TASK DATA -
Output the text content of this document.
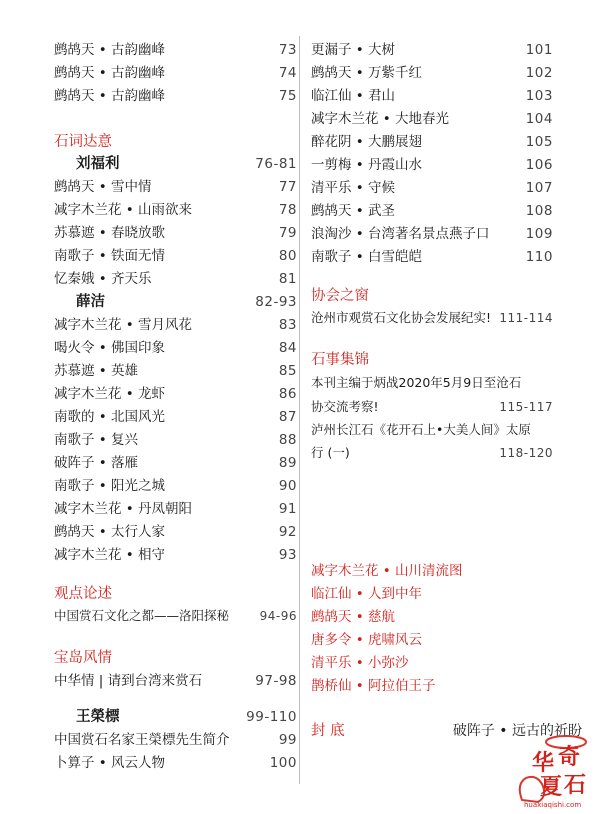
鹧鸪天 • 古韵幽峰	73
鹧鸪天 • 古韵幽峰	74
鹧鸪天 • 古韵幽峰	75
石词达意
刘福利	76-81
鹧鸪天 • 雪中情	77
减字木兰花 • 山雨欲来	78
苏慕遮 • 春晓放歌	79
南歌子 • 铁面无情	80
忆秦娥 • 齐天乐	81
薛洁	82-93
减字木兰花 • 雪月风花	83
喝火令 • 佛国印象	84
苏慕遮 • 英雄	85
减字木兰花 • 龙虾	86
南歌的 • 北国风光	87
南歌子 • 复兴	88
破阵子 • 落雁	89
南歌子 • 阳光之城	90
减字木兰花 • 丹凤朝阳	91
鹧鸪天 • 太行人家	92
减字木兰花 • 相守	93
观点论述
中国赏石文化之都——洛阳探秘	94-96
宝岛风情
中华情 | 请到台湾来赏石	97-98
王榮標	99-110
中国赏石名家王榮標先生简介	99
卜算子 • 风云人物	100
更漏子 • 大树	101
鹧鸪天 • 万紫千红	102
临江仙 • 君山	103
减字木兰花 • 大地春光	104
醉花阴 • 大鹏展翅	105
一剪梅 • 丹霞山水	106
清平乐 • 守候	107
鹧鸪天 • 武圣	108
浪淘沙 • 台湾著名景点燕子口	109
南歌子 • 白雪皑皑	110
协会之窗
沧州市观赏石文化协会发展纪实! 111-114
石事集锦
本刊主编于炳战2020年5月9日至沧石
协交流考察!	115-117
泸州长江石《花开石上•大美人间》太原
行 (一)	118-120
减字木兰花 • 山川清流图
临江仙 • 人到中年
鹧鸪天 • 慈航
唐多令 • 虎啸风云
清平乐 • 小弥沙
鹊桥仙 • 阿拉伯王子
封 底	破阵子 • 远古的祈盼
华 奇
夏 石
huaxiaqishi.com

WHAT IS ASKED - Extract all the entries word for word; omit any pictures.

WORKED ANSWER -
Output the text content of this document.
鹧鸪天 • 古韵幽峰	73
鹧鸪天 • 古韵幽峰	74
鹧鸪天 • 古韵幽峰	75
石词达意
刘福利	76-81
鹧鸪天 • 雪中情	77
减字木兰花 • 山雨欲来	78
苏慕遮 • 春晓放歌	79
南歌子 • 铁面无情	80
忆秦娥 • 齐天乐	81
薛洁	82-93
减字木兰花 • 雪月风花	83
喝火令 • 佛国印象	84
苏慕遮 • 英雄	85
减字木兰花 • 龙虾	86
南歌的 • 北国风光	87
南歌子 • 复兴	88
破阵子 • 落雁	89
南歌子 • 阳光之城	90
减字木兰花 • 丹凤朝阳	91
鹧鸪天 • 太行人家	92
减字木兰花 • 相守	93
观点论述
中国赏石文化之都——洛阳探秘	94-96
宝岛风情
中华情 | 请到台湾来赏石	97-98
王榮標	99-110
中国赏石名家王榮標先生简介	99
卜算子 • 风云人物	100
更漏子 • 大树	101
鹧鸪天 • 万紫千红	102
临江仙 • 君山	103
减字木兰花 • 大地春光	104
醉花阴 • 大鹏展翅	105
一剪梅 • 丹霞山水	106
清平乐 • 守候	107
鹧鸪天 • 武圣	108
浪淘沙 • 台湾著名景点燕子口	109
南歌子 • 白雪皑皑	110
协会之窗
沧州市观赏石文化协会发展纪实! 111-114
石事集锦
本刊主编于炳战2020年5月9日至沧石
协交流考察!	115-117
泸州长江石《花开石上•大美人间》太原
行 (一)	118-120
减字木兰花 • 山川清流图
临江仙 • 人到中年
鹧鸪天 • 慈航
唐多令 • 虎啸风云
清平乐 • 小弥沙
鹊桥仙 • 阿拉伯王子
封 底	破阵子 • 远古的祈盼
华 奇
夏 石
huaxiaqishi.com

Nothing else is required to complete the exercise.